> _Stated exercise_:
Please write the listing below out again exactly, leaving every picture behind.

--- Start ---

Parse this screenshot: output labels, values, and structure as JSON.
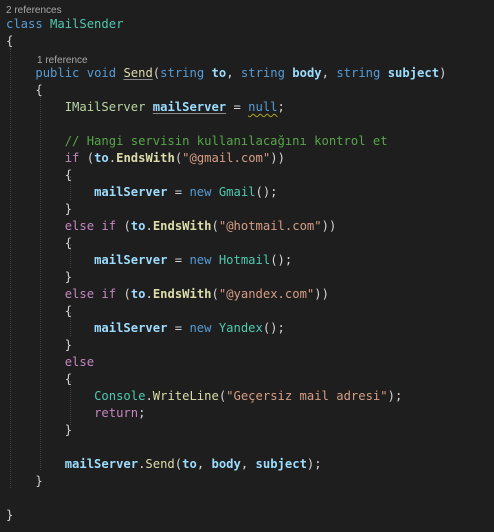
{
  "editor": {
    "lens_class": "2 references",
    "lens_method": "1 reference",
    "class_keyword": "class",
    "class_name": "MailSender",
    "brace_open": "{",
    "brace_close": "}",
    "method_modifier": "public",
    "method_return": "void",
    "method_name": "Send",
    "param_open": "(",
    "param_type": "string",
    "param_to": "to",
    "param_body": "body",
    "param_subject": "subject",
    "comma": ",",
    "param_close": ")",
    "iface_type": "IMailServer",
    "var_mailserver": "mailServer",
    "equals": " = ",
    "null_kw": "null",
    "semicolon": ";",
    "comment": "// Hangi servisin kullanılacağını kontrol et",
    "if_kw": "if",
    "else_kw": "else",
    "dot": ".",
    "ends_with": "EndsWith",
    "str_gmail": "\"@gmail.com\"",
    "str_hotmail": "\"@hotmail.com\"",
    "str_yandex": "\"@yandex.com\"",
    "new_kw": "new",
    "type_gmail": "Gmail",
    "type_hotmail": "Hotmail",
    "type_yandex": "Yandex",
    "call_empty": "();",
    "console": "Console",
    "write_line": "WriteLine",
    "str_invalid": "\"Geçersiz mail adresi\"",
    "return_kw": "return",
    "send_call": "Send"
  }
}
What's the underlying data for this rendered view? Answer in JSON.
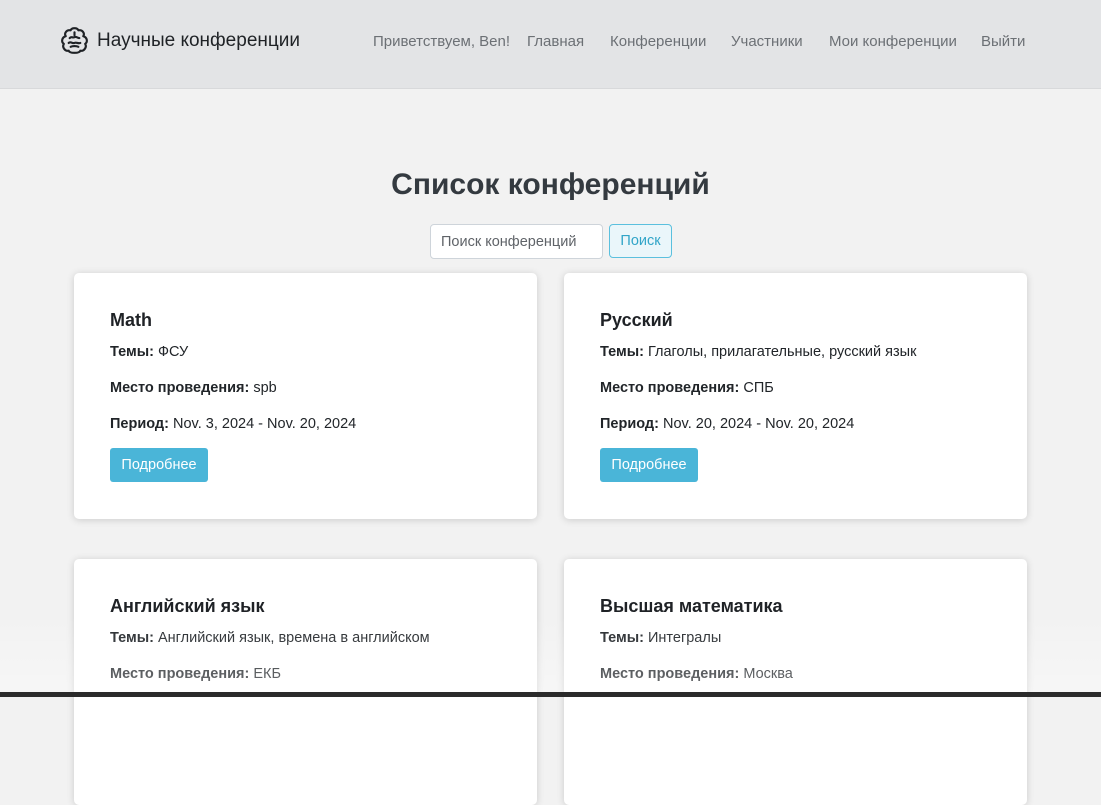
{
  "navbar": {
    "brand": "Научные конференции",
    "greeting": "Приветствуем, Ben!",
    "links": [
      "Главная",
      "Конференции",
      "Участники",
      "Мои конференции",
      "Выйти"
    ]
  },
  "main": {
    "title": "Список конференций",
    "search": {
      "placeholder": "Поиск конференций",
      "value": "",
      "button_label": "Поиск"
    }
  },
  "labels": {
    "topics": "Темы:",
    "venue": "Место проведения:",
    "period": "Период:",
    "details": "Подробнее"
  },
  "conferences": [
    {
      "title": "Math",
      "topics": "ФСУ",
      "venue": "spb",
      "period": "Nov. 3, 2024 - Nov. 20, 2024"
    },
    {
      "title": "Русский",
      "topics": "Глаголы, прилагательные, русский язык",
      "venue": "СПБ",
      "period": "Nov. 20, 2024 - Nov. 20, 2024"
    },
    {
      "title": "Английский язык",
      "topics": "Английский язык, времена в английском",
      "venue": "ЕКБ"
    },
    {
      "title": "Высшая математика",
      "topics": "Интегралы",
      "venue": "Москва"
    }
  ]
}
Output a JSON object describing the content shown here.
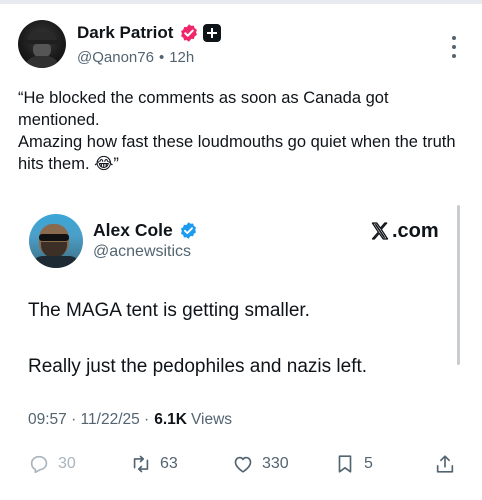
{
  "post": {
    "author": {
      "display_name": "Dark Patriot",
      "handle": "@Qanon76",
      "time": "12h",
      "separator": "•"
    },
    "text": "“He blocked the comments as soon as Canada got mentioned.\nAmazing how fast these loudmouths go quiet when the truth hits them. 😂”"
  },
  "quoted": {
    "author": {
      "display_name": "Alex Cole",
      "handle": "@acnewsitics"
    },
    "source_label": ".com",
    "text": "The MAGA tent is getting smaller.\n\nReally just the pedophiles and nazis left.",
    "timestamp": "09:57 · 11/22/25 · ",
    "views_count": "6.1K",
    "views_label": "Views",
    "actions": {
      "replies": "30",
      "reposts": "63",
      "likes": "330",
      "bookmarks": "5"
    }
  },
  "colors": {
    "text_primary": "#0f1419",
    "text_secondary": "#536471",
    "verified_pink": "#f0266b",
    "verified_blue": "#1d9bf0"
  },
  "icons": [
    "more-vertical-icon",
    "verified-badge-icon",
    "premium-plus-icon",
    "x-logo-icon",
    "reply-icon",
    "repost-icon",
    "like-icon",
    "bookmark-icon",
    "share-icon"
  ]
}
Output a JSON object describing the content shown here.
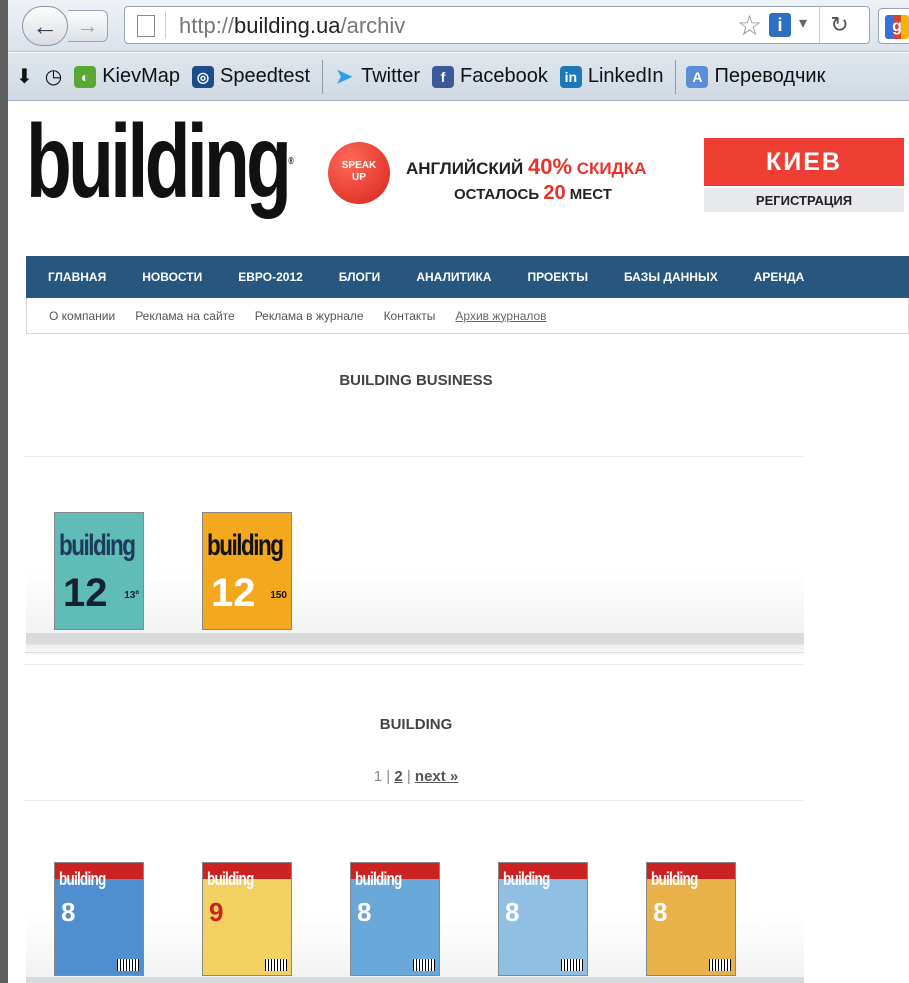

--- End ---

> _Reply to the exercise_:
Parse this screenshot: output labels, values, and structure as JSON.
{
  "editor": {
    "lens_class": "2 references",
    "lens_method": "1 reference",
    "class_keyword": "class",
    "class_name": "MailSender",
    "brace_open": "{",
    "brace_close": "}",
    "method_modifier": "public",
    "method_return": "void",
    "method_name": "Send",
    "param_open": "(",
    "param_type": "string",
    "param_to": "to",
    "param_body": "body",
    "param_subject": "subject",
    "comma": ",",
    "param_close": ")",
    "iface_type": "IMailServer",
    "var_mailserver": "mailServer",
    "equals": " = ",
    "null_kw": "null",
    "semicolon": ";",
    "comment": "// Hangi servisin kullanılacağını kontrol et",
    "if_kw": "if",
    "else_kw": "else",
    "dot": ".",
    "ends_with": "EndsWith",
    "str_gmail": "\"@gmail.com\"",
    "str_hotmail": "\"@hotmail.com\"",
    "str_yandex": "\"@yandex.com\"",
    "new_kw": "new",
    "type_gmail": "Gmail",
    "type_hotmail": "Hotmail",
    "type_yandex": "Yandex",
    "call_empty": "();",
    "console": "Console",
    "write_line": "WriteLine",
    "str_invalid": "\"Geçersiz mail adresi\"",
    "return_kw": "return",
    "send_call": "Send"
  }
}
What's the underlying data for this rendered view? Answer in JSON.
{
  "navbar": {
    "brand": "Научные конференции",
    "greeting": "Приветствуем, Ben!",
    "links": [
      "Главная",
      "Конференции",
      "Участники",
      "Мои конференции",
      "Выйти"
    ]
  },
  "main": {
    "title": "Список конференций",
    "search": {
      "placeholder": "Поиск конференций",
      "value": "",
      "button_label": "Поиск"
    }
  },
  "labels": {
    "topics": "Темы:",
    "venue": "Место проведения:",
    "period": "Период:",
    "details": "Подробнее"
  },
  "conferences": [
    {
      "title": "Math",
      "topics": "ФСУ",
      "venue": "spb",
      "period": "Nov. 3, 2024 - Nov. 20, 2024"
    },
    {
      "title": "Русский",
      "topics": "Глаголы, прилагательные, русский язык",
      "venue": "СПБ",
      "period": "Nov. 20, 2024 - Nov. 20, 2024"
    },
    {
      "title": "Английский язык",
      "topics": "Английский язык, времена в английском",
      "venue": "ЕКБ"
    },
    {
      "title": "Высшая математика",
      "topics": "Интегралы",
      "venue": "Москва"
    }
  ]
}
Output a JSON object describing the content shown here.
{
  "post": {
    "author": {
      "display_name": "Dark Patriot",
      "handle": "@Qanon76",
      "time": "12h",
      "separator": "•"
    },
    "text": "“He blocked the comments as soon as Canada got mentioned.\nAmazing how fast these loudmouths go quiet when the truth hits them. 😂”"
  },
  "quoted": {
    "author": {
      "display_name": "Alex Cole",
      "handle": "@acnewsitics"
    },
    "source_label": ".com",
    "text": "The MAGA tent is getting smaller.\n\nReally just the pedophiles and nazis left.",
    "timestamp": "09:57 · 11/22/25 · ",
    "views_count": "6.1K",
    "views_label": "Views",
    "actions": {
      "replies": "30",
      "reposts": "63",
      "likes": "330",
      "bookmarks": "5"
    }
  },
  "colors": {
    "text_primary": "#0f1419",
    "text_secondary": "#536471",
    "verified_pink": "#f0266b",
    "verified_blue": "#1d9bf0"
  },
  "icons": [
    "more-vertical-icon",
    "verified-badge-icon",
    "premium-plus-icon",
    "x-logo-icon",
    "reply-icon",
    "repost-icon",
    "like-icon",
    "bookmark-icon",
    "share-icon"
  ]
}
Output a JSON object describing the content shown here.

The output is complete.